-- Start of Provided records --
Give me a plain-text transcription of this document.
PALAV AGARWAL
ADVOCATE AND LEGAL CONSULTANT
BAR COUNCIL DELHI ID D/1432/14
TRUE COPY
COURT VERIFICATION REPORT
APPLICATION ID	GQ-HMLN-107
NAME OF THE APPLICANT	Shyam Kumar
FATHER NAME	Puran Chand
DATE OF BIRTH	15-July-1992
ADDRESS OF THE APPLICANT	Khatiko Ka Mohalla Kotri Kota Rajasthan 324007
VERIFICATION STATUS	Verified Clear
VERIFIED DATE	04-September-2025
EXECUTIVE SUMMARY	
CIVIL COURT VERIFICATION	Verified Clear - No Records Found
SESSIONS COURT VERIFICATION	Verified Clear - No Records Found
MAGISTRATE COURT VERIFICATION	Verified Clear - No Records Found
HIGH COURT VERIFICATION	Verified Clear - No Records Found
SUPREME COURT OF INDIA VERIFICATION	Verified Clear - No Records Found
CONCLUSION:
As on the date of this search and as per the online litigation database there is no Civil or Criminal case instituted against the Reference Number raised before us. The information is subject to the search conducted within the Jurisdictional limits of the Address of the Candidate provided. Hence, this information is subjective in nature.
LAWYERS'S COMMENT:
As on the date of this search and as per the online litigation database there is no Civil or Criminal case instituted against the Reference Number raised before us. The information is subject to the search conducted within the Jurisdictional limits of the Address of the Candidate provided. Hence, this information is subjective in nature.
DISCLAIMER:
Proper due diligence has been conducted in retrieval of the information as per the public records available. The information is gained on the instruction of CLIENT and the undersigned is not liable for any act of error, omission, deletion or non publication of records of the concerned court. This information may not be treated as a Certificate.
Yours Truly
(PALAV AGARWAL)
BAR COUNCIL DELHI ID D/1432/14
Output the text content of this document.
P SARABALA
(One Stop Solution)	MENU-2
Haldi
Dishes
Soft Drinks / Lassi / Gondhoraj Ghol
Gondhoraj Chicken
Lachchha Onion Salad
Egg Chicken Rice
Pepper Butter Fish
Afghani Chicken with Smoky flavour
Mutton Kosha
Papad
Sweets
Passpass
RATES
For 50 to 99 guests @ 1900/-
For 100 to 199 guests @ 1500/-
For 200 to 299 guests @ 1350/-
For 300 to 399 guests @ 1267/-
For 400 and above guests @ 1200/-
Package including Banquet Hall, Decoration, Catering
-- End of Provided records --
*Directive*.
Search the data above for the word "document", then gather each line in which it appears.

*Reply to the exercise*.
Give me a plain-text transcription of this document.
Output the text content of this document.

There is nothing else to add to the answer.